→ **Short task**:
Extract every line that includes the string "pour".

→ **Input rows**:
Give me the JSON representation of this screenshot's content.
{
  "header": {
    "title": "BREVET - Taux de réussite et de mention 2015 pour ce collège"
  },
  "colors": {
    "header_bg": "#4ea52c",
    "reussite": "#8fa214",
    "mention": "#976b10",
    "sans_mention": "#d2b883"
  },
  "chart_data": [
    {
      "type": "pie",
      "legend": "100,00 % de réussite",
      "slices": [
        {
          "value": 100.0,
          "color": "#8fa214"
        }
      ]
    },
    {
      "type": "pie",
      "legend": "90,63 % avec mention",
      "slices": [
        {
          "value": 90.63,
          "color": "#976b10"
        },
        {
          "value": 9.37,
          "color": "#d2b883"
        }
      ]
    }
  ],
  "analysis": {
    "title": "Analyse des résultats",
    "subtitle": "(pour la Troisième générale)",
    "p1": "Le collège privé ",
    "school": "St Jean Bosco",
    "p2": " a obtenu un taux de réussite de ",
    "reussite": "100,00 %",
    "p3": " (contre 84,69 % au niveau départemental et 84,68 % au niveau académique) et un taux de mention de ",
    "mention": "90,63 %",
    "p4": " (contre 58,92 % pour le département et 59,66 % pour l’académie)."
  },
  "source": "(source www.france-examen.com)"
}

→ **Answer in full**:
    "title": "BREVET - Taux de réussite et de mention 2015 pour ce collège"
    "subtitle": "(pour la Troisième générale)",
    "p4": " (contre 58,92 % pour le département et 59,66 % pour l’académie)."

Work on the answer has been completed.